▸ Extracted information

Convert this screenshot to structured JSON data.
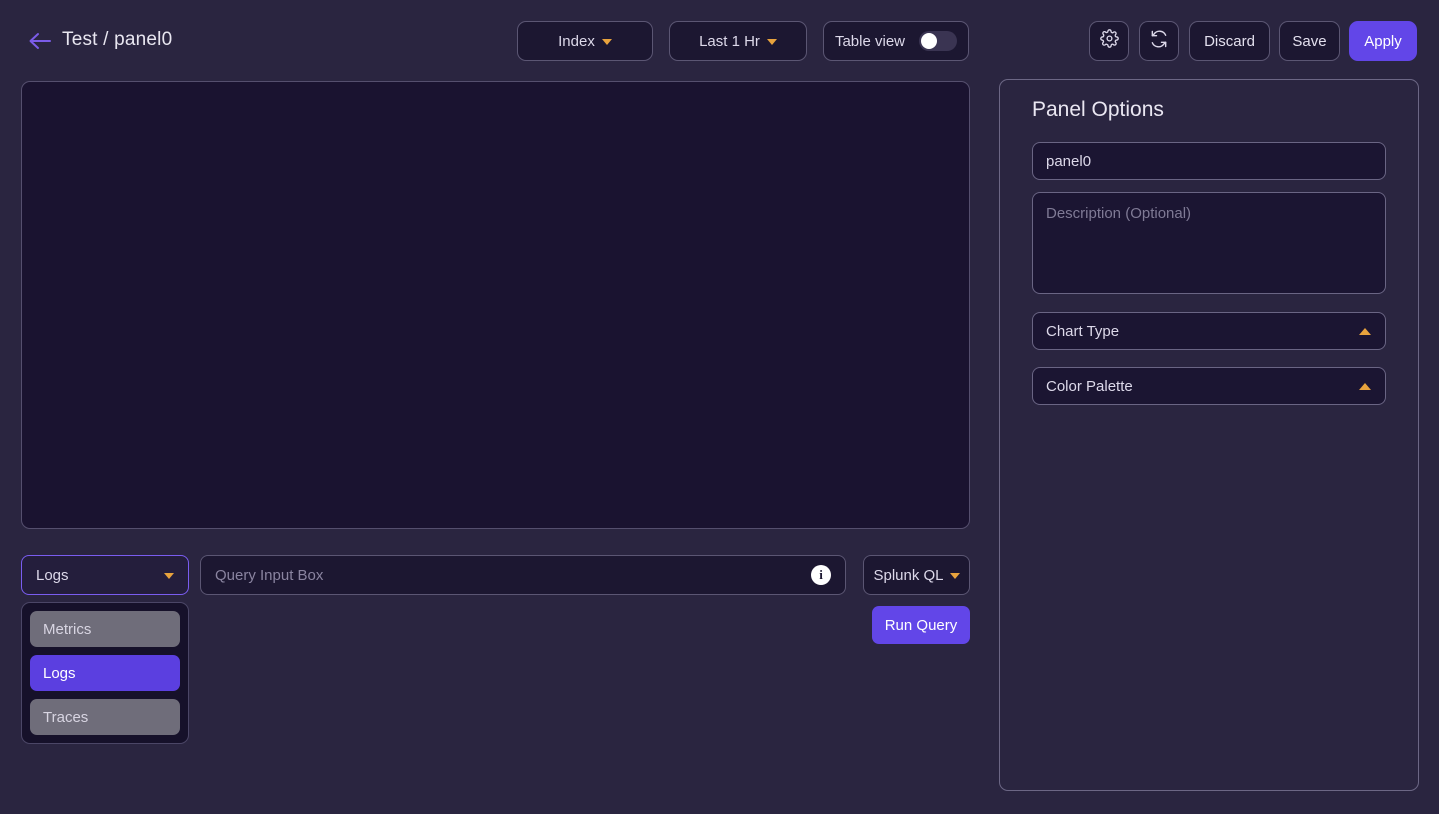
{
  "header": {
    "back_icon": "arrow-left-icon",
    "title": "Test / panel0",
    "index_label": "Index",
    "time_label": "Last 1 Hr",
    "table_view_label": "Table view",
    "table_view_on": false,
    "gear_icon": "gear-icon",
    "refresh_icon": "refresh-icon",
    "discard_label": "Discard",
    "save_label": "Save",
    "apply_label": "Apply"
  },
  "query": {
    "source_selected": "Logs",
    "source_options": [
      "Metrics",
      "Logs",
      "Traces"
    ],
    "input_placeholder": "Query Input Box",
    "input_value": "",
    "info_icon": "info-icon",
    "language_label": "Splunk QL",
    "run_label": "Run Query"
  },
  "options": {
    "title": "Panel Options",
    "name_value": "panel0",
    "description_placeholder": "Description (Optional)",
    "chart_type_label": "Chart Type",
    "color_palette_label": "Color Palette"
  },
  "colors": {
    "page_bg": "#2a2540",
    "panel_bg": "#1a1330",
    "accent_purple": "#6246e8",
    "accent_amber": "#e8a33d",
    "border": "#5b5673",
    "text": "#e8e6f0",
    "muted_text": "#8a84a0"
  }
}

* * *

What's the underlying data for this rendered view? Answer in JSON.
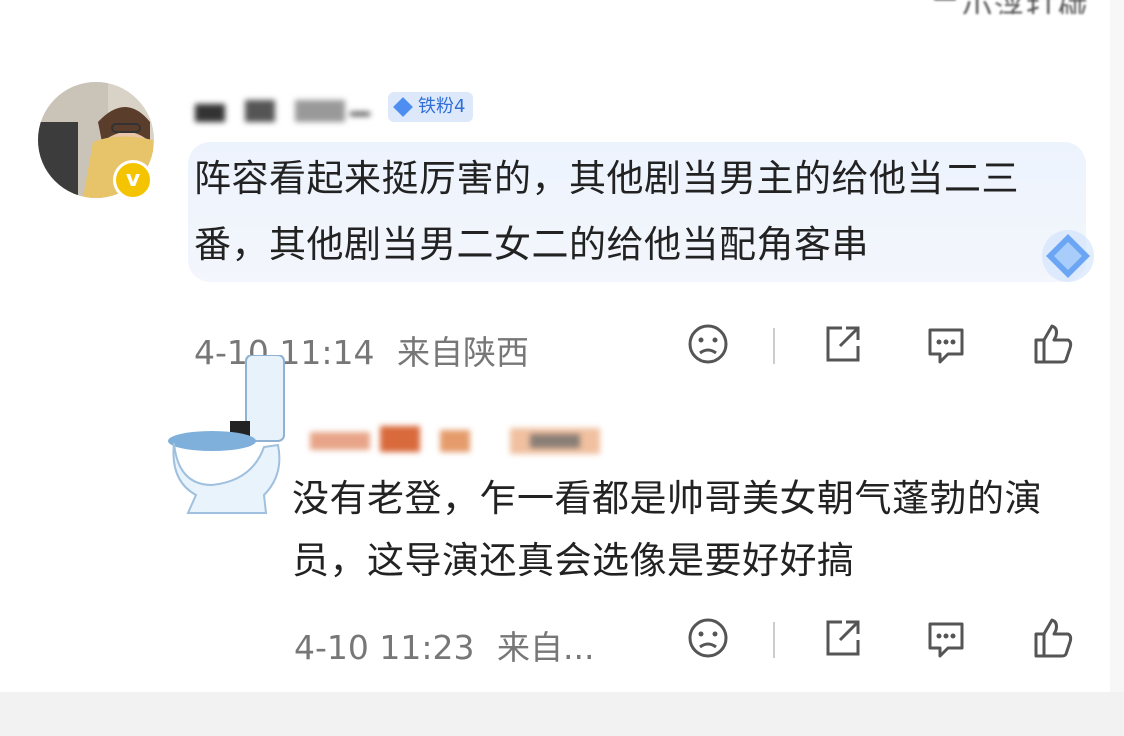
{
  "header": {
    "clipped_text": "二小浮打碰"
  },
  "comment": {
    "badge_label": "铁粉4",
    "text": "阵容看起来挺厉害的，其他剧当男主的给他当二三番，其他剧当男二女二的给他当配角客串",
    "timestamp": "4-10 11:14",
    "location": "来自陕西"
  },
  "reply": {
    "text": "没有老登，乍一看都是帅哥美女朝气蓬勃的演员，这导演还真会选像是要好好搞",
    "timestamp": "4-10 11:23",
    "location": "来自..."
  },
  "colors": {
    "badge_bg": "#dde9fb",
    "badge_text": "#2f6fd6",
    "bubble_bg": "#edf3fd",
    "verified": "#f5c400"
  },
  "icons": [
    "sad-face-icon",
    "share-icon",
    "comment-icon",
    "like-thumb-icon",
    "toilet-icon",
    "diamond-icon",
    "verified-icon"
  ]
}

* * *

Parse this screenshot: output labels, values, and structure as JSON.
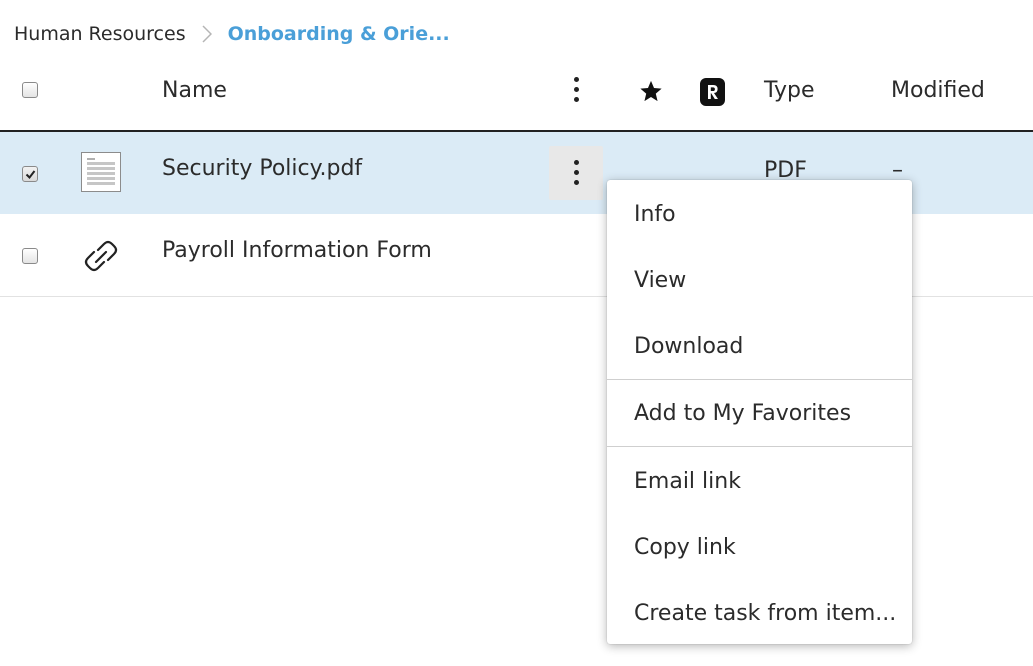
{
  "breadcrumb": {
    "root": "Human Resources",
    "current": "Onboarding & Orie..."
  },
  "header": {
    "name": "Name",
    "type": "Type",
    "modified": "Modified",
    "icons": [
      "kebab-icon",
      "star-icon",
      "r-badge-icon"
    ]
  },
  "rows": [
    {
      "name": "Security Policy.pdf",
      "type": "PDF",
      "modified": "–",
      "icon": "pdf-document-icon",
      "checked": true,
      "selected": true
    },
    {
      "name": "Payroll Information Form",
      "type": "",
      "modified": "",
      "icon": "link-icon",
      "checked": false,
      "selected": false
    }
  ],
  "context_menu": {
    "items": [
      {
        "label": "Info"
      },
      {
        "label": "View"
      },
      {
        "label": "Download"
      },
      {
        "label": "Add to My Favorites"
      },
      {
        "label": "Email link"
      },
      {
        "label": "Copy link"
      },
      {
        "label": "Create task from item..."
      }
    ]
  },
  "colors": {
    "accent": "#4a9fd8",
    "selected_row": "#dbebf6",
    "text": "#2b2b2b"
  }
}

▸ Request
Return only those lines of the records that contain the string "JSON".

▸ Answer in full
Convert this screenshot to structured JSON data.
What's the underlying data for this rendered view? Answer in JSON.
Parse this screenshot: output labels, values, and structure as JSON.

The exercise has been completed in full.